The 65 plus age group in Ireland is rising faster than anywhere else in the European Union. By 2041, 1.3 million to 1.4 million people in this country will be over 65 years of age, which will be 20% to 25% of the total population. The over-80s will increase fourfold to 440,000 so this is an immediate issue.

Loneliness can also have a negative impact on mental health for the elderly and increase their risk of depression. We need to start formulating policies and examining procedures in order to involve the elderly more in the workforce. The number of elderly people in education and training should be increased. We should also examine intergenerational procedures by means which elderly people can give their experience back to others. People are often forced to leave the workforce, yet they do not want to do so. They leave with knowledge, skills and life experience that could be passed to a younger generation. There should be a formal process to allow that to happen. I am asking the Minister to explore such initiatives, as well as opening up the debate on perceived discrimination against elderly people in the workforce. Given that our age demographic is increasing, how will we combat discrimination in order to increase the economic productivity of the elderly. That would give something back to society while creating new economic opportunities.

I thank the Deputy for raising this matter. He should note that policy responsibility for equality legislation, which covers discrimination on various grounds including age, rests with my colleague, the Tánaiste and Minister for Justice and Equality.

We have robust equality legislation in Ireland which protects people from discrimination on a range of grounds, including age. The relevant Acts protect prospective employees at the recruitment stage. Both direct and indirect discrimination are prohibited throughout employment. Ireland’s body of employment and equality legislation, including the Employment Equality Acts 1998 to 2011, protects all persons legally employed in Ireland on an employer-employee basis, and provides robust safeguards for employees. Under the terms of the Workplace Relations Act 2015, the Workplace Relations Commission, WRC, is mandated to mediate and adjudicate on cases taken by complainants to enforce their rights under employment, equality and industrial relations legislation. The Irish Human Rights and Equality Commission, which comes within the remit of the Tánaiste and Minister for Justice and Equality, can provide advice and assistance to individuals who consider that they have been discriminated against, including on the age ground. The commission can also provide practical assistance and advice on how to take a claim under the Employment Equality Acts.

On training and upskilling in the context of employment, the Department of Education and Skills and its further education and training authority, Solas, aim to ensure further education and training is inclusive and recognises that all citizens have the potential to develop their skill sets if afforded the opportunity and support to do so. Furthermore, the Department of Public Expenditure and Reform produced a report in August 2016, Fuller Working Lives, which identifies a set of framework principles to underpin policy in this area and which makes various recommendations which will be implemented by the relevant Departments. My Department has asked the WRC to prepare a draft code of practice to set out best industrial relations practice in managing the engagement between employers and employees in the run-up to retirement.

(Dataset entries)
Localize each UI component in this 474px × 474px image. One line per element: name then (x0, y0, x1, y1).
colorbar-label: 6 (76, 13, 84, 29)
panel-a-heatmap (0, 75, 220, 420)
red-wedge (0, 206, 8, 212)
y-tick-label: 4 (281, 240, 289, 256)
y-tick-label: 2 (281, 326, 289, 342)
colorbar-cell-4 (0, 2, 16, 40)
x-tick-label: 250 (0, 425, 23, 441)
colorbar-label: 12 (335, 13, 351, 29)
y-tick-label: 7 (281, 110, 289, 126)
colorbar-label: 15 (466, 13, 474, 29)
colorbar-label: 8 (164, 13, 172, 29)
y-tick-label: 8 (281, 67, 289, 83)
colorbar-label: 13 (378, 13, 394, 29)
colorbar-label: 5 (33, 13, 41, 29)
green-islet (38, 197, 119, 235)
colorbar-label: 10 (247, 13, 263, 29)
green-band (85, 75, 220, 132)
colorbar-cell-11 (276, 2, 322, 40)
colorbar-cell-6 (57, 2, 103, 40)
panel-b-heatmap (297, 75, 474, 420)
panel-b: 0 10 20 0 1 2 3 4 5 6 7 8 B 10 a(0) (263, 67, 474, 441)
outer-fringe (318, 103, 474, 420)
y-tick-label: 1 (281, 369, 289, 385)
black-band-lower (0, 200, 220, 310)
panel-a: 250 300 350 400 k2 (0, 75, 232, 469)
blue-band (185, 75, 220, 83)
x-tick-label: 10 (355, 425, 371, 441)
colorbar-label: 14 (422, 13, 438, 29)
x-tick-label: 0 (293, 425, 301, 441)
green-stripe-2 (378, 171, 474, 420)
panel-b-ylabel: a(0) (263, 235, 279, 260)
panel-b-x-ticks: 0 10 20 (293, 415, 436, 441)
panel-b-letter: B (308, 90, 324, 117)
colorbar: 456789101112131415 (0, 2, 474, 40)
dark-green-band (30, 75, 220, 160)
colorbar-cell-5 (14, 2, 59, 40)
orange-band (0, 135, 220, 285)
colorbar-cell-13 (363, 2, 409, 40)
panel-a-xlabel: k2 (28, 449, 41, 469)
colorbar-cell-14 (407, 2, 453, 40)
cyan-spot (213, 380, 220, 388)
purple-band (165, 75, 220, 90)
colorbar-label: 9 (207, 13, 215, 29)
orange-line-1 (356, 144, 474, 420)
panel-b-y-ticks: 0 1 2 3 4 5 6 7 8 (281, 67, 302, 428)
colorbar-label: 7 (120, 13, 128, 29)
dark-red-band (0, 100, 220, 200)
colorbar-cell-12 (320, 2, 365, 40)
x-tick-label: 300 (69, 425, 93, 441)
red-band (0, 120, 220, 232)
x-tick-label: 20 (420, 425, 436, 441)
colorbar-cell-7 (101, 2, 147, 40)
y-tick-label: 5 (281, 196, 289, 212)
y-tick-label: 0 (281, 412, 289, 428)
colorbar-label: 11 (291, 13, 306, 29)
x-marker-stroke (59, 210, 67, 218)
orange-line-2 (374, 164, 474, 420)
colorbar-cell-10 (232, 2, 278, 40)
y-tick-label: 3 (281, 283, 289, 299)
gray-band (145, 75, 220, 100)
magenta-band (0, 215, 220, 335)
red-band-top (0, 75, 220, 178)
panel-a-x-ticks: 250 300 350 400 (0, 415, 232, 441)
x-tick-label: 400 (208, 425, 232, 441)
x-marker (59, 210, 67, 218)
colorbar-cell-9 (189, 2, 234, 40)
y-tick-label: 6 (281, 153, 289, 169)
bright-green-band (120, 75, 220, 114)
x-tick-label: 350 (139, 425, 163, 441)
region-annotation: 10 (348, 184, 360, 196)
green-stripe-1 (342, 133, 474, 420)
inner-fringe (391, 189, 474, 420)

§ **PROBLEM 1**: Using the passage on older workers, answer yes or no to whether each statement agrees with it, and quote the words that decide each answer. (a) The number of people over 80 is expected to rise fourfold to 440,000. (b) Policy responsibility for equality legislation rests with the Minister for Education and Skills. (c) The Department of Public Expenditure and Reform produced the Fuller Working Lives report in August 2016.
§ **PROBLEM 2**: Copy out the section of the passage on older workers between "I thank the" and "Justice and Equality.", inclusive.

§ **TASK SOLUTION 1**:
(a) Yes: "The over-80s will increase fourfold to 440,000"
(b) No: "policy responsibility for equality legislation, which covers discrimination on various grounds including age, rests with my colleague, the Tánaiste and Minister for Justice and Equality"
(c) Yes: "the Department of Public Expenditure and Reform produced a report in August 2016, Fuller Working Lives"

§ **TASK SOLUTION 2**:
I thank the Deputy for raising this matter. He should note that policy responsibility for equality legislation, which covers discrimination on various grounds including age, rests with my colleague, the Tánaiste and Minister for Justice and Equality.